*AVAILABLE DATA*
--- --- ---
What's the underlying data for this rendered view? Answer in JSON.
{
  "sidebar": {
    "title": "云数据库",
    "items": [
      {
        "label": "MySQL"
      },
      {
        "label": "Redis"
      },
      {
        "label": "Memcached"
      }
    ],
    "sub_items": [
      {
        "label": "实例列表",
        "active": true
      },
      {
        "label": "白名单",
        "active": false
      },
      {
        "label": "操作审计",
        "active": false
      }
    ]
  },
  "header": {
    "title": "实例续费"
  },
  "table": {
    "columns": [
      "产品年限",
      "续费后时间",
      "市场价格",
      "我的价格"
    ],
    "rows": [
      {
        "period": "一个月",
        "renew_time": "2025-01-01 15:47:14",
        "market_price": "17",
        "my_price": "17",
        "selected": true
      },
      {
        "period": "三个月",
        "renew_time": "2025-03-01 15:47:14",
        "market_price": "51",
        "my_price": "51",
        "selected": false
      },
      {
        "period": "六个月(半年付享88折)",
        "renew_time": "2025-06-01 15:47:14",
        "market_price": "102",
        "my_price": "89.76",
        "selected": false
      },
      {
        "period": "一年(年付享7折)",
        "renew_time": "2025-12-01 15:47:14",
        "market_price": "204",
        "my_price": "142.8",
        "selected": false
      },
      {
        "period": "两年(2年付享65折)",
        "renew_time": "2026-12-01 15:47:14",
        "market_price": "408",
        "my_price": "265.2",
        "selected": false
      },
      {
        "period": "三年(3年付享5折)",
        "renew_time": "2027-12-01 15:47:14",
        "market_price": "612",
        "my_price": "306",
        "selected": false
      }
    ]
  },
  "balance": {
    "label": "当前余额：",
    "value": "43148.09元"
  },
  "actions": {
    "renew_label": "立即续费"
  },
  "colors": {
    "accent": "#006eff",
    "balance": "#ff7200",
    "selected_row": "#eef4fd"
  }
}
--- --- ---
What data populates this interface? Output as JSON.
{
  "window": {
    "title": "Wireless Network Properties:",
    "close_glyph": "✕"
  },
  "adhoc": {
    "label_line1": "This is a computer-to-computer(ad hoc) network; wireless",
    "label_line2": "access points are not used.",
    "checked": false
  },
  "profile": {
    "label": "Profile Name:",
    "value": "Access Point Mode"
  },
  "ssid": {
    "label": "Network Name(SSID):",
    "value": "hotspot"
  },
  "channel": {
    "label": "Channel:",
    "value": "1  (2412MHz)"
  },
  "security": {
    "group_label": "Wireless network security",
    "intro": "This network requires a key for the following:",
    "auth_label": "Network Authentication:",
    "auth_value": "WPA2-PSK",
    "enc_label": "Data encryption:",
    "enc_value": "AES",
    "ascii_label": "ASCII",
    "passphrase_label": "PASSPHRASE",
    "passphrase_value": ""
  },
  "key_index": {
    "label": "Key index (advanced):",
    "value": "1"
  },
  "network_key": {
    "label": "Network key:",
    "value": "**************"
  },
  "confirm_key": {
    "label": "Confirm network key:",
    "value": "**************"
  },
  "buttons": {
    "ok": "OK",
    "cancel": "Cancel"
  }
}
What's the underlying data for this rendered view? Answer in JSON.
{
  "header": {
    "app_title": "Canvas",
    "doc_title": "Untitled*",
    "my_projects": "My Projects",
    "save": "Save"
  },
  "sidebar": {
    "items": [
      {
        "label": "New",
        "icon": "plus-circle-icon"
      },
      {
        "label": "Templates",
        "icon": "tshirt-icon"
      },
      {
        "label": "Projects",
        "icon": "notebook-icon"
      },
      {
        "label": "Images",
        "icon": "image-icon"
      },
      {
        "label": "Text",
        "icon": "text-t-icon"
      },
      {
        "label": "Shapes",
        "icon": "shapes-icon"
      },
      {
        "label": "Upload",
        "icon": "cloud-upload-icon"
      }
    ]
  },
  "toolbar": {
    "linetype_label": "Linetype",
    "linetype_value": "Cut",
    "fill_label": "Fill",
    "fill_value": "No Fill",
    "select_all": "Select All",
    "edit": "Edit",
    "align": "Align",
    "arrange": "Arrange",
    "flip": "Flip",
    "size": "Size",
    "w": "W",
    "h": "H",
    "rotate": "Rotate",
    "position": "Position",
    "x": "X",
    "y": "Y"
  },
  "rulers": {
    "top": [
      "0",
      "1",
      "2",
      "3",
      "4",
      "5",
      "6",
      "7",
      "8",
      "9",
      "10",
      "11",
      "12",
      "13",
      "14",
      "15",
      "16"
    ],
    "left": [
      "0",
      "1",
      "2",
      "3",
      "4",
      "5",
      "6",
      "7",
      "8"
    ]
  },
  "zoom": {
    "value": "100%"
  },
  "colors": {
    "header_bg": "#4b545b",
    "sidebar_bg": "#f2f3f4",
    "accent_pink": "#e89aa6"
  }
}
--- --- ---
*EXERCISE*
Reproduce every line from the entries that holds the word "security".

*EXERCISE SOLUTION*
  "security": {
    "group_label": "Wireless network security",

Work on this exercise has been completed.